━━ Materials provided
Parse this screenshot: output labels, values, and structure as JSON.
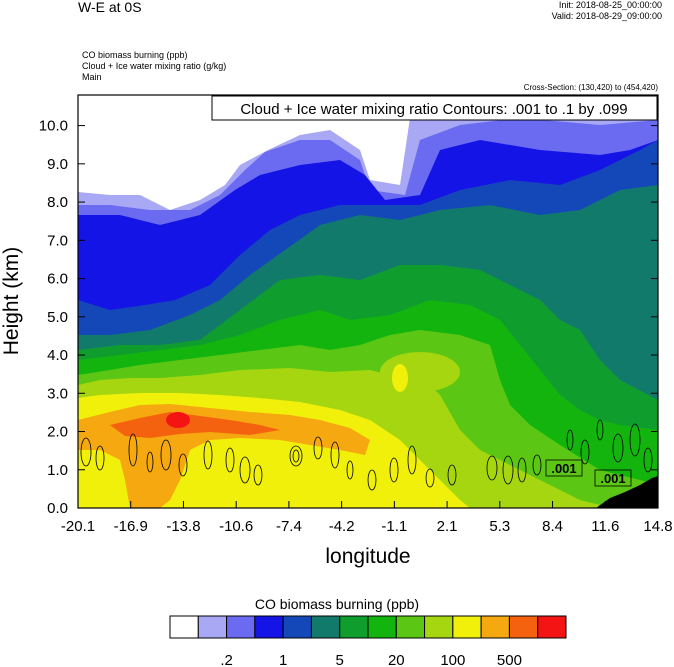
{
  "header": {
    "title": "W-E at 0S",
    "init": "Init: 2018-08-25_00:00:00",
    "valid": "Valid: 2018-08-29_09:00:00",
    "fields": [
      "CO biomass burning   (ppb)",
      "Cloud + Ice water mixing ratio   (g/kg)",
      "Main"
    ],
    "cross_section": "Cross-Section: (130,420) to (454,420)"
  },
  "chart_data": {
    "type": "heatmap",
    "title": "W-E at 0S",
    "xlabel": "longitude",
    "ylabel": "Height (km)",
    "x_ticks": [
      "-20.1",
      "-16.9",
      "-13.8",
      "-10.6",
      "-7.4",
      "-4.2",
      "-1.1",
      "2.1",
      "5.3",
      "8.4",
      "11.6",
      "14.8"
    ],
    "y_ticks": [
      "0.0",
      "1.0",
      "2.0",
      "3.0",
      "4.0",
      "5.0",
      "6.0",
      "7.0",
      "8.0",
      "9.0",
      "10.0"
    ],
    "xlim": [
      -20.1,
      14.8
    ],
    "ylim": [
      0.0,
      10.8
    ],
    "contour_annotation": "Cloud + Ice water mixing ratio Contours: .001 to .1 by .099",
    "contour_labels": [
      ".001",
      ".001"
    ],
    "colorbar": {
      "title": "CO biomass burning  (ppb)",
      "colors": [
        "#ffffff",
        "#a8a8f5",
        "#6b6bf2",
        "#1414e6",
        "#1447b8",
        "#127a6b",
        "#0f9e2e",
        "#14b40f",
        "#5bc714",
        "#a5d60f",
        "#f0f00a",
        "#f5a80f",
        "#f5620f",
        "#f51414"
      ],
      "labels": [
        ".2",
        "1",
        "5",
        "20",
        "100",
        "500"
      ]
    },
    "co_field": {
      "levels": [
        "white",
        "lt-lav",
        "lavender",
        "blue",
        "royal",
        "teal",
        "green-dk",
        "green",
        "lime-dk",
        "lime",
        "yellow",
        "orange",
        "dk-orange",
        "red"
      ],
      "dominant": [
        {
          "region": "surface layer west (-20 to -5 lon, 0-2 km)",
          "value_ppb": 100
        },
        {
          "region": "lower column centre (-1 to 5 lon, 2-4 km)",
          "value_ppb": 20
        },
        {
          "region": "upper troposphere (6-10 km)",
          "value_ppb": 0.5
        },
        {
          "region": "cloud-top voids (8-11 km)",
          "value_ppb": 0.2
        }
      ]
    },
    "grid": false
  }
}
━━━━
Written problem - Tally the lines of the preceding listing in which the word "biomass" appears; state nothing but the total.

Reply to the task - 2